Swap "Sign In" for "Log In" in everything from the start of the listing down to the line containing "- logo-subtitle: For", and return only those lines with nothing else changed.

· · · · · · ·

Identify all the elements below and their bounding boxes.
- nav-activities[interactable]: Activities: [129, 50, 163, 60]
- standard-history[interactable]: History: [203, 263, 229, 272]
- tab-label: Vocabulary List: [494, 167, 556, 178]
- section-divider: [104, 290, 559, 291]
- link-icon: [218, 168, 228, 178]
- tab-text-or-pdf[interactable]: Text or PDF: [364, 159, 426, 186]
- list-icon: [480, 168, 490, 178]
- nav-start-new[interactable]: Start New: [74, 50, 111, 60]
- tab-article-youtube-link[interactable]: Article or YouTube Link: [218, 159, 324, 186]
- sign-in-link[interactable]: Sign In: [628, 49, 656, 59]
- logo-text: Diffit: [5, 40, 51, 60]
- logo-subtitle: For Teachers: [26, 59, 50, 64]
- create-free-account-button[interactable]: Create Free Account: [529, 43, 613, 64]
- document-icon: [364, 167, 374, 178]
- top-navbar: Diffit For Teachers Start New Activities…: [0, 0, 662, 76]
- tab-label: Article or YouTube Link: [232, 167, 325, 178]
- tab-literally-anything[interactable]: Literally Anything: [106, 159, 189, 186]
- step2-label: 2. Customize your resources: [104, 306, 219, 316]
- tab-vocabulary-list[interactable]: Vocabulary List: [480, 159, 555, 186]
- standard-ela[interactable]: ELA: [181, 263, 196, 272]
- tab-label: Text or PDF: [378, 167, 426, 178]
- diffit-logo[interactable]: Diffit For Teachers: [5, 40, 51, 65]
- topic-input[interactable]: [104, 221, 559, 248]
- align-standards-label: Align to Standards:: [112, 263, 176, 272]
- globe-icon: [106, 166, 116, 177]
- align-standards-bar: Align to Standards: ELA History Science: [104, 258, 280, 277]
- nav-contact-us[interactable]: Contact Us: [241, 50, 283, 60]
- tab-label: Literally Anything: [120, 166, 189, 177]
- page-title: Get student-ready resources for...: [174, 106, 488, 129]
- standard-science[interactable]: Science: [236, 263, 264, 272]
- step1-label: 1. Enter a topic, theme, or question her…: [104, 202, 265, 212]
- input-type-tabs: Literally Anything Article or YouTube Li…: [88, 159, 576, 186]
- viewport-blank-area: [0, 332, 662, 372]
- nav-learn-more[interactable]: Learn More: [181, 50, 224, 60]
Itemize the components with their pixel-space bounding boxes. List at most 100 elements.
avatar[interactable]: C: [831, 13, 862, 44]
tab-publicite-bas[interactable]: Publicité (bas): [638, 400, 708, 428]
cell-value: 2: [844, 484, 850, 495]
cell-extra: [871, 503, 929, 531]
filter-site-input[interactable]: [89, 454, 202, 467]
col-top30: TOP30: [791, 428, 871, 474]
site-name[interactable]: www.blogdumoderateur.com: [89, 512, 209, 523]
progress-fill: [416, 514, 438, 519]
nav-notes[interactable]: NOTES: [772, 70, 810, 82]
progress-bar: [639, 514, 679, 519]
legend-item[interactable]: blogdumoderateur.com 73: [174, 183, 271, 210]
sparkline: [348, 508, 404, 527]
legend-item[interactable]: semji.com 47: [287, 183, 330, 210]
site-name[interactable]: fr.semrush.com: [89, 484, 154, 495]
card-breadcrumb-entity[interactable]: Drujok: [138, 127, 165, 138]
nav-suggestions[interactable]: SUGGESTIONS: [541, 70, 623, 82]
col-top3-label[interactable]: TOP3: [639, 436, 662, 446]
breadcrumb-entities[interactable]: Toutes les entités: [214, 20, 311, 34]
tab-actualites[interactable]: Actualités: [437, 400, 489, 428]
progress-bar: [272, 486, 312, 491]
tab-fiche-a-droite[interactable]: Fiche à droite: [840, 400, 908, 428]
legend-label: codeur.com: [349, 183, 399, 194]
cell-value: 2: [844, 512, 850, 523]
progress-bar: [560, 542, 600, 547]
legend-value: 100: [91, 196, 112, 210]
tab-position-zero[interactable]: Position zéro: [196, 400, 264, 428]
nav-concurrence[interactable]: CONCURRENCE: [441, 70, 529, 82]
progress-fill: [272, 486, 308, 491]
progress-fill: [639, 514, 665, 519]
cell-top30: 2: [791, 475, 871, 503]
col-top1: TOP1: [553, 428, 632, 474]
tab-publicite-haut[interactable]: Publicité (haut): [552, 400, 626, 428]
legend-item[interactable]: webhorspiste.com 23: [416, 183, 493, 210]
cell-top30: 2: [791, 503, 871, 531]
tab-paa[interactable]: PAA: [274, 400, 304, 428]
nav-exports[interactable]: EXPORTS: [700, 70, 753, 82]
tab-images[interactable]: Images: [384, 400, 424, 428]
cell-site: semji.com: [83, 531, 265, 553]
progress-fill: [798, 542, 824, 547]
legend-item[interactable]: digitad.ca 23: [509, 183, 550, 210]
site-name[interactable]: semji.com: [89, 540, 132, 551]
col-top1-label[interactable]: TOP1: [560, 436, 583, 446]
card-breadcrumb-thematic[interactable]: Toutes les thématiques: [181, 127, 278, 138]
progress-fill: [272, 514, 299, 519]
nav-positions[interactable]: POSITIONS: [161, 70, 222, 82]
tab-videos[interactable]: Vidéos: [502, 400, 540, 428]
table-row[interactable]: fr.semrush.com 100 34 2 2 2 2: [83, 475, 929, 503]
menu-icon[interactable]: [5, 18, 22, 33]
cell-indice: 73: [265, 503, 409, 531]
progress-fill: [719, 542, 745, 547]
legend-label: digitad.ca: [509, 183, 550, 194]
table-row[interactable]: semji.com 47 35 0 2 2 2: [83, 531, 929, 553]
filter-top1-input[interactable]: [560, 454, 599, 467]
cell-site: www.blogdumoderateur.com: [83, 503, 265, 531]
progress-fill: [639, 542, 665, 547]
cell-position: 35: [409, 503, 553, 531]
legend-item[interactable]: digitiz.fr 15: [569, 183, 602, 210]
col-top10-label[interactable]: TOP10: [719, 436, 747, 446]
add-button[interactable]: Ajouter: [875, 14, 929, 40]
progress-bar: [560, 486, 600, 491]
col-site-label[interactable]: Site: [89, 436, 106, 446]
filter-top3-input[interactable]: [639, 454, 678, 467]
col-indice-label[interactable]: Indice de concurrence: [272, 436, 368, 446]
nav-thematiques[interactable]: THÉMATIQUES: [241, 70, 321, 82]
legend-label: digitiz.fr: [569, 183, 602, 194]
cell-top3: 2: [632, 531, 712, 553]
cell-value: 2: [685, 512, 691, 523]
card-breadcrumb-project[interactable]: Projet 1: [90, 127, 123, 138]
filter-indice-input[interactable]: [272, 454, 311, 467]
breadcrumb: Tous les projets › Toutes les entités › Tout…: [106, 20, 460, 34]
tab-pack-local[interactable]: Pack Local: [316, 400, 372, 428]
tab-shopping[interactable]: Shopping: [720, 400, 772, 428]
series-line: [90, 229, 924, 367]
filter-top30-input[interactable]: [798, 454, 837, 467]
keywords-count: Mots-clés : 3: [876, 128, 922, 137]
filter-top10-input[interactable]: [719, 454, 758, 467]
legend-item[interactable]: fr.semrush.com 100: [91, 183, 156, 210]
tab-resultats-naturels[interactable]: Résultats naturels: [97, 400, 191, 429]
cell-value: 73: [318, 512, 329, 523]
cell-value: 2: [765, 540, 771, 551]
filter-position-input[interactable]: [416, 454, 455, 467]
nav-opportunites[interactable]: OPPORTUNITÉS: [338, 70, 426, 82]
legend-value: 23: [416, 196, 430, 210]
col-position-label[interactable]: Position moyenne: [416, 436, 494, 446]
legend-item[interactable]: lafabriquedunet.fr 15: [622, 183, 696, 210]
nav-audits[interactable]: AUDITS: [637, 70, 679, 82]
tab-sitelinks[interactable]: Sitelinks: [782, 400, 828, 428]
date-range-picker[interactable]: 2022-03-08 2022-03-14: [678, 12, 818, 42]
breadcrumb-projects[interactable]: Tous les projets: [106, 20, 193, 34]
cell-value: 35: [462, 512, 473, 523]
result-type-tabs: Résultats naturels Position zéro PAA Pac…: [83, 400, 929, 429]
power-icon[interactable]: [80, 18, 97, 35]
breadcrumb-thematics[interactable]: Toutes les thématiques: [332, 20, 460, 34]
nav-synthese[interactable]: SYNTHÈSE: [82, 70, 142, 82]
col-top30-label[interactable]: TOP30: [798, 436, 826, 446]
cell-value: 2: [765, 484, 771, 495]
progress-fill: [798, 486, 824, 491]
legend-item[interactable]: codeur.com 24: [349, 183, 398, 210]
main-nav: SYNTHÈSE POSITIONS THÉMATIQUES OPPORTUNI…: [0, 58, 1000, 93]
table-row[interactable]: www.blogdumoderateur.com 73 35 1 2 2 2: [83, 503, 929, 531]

· · · · · · ·

• Answer for the task:
Identify all the elements below and their bounding boxes.
- nav-activities[interactable]: Activities: [129, 50, 163, 60]
- standard-history[interactable]: History: [203, 263, 229, 272]
- tab-label: Vocabulary List: [494, 167, 556, 178]
- section-divider: [104, 290, 559, 291]
- link-icon: [218, 168, 228, 178]
- tab-text-or-pdf[interactable]: Text or PDF: [364, 159, 426, 186]
- list-icon: [480, 168, 490, 178]
- nav-start-new[interactable]: Start New: [74, 50, 111, 60]
- tab-article-youtube-link[interactable]: Article or YouTube Link: [218, 159, 324, 186]
- sign-in-link[interactable]: Log In: [628, 49, 656, 59]
- logo-text: Diffit: [5, 40, 51, 60]
- logo-subtitle: For Teachers: [26, 59, 50, 64]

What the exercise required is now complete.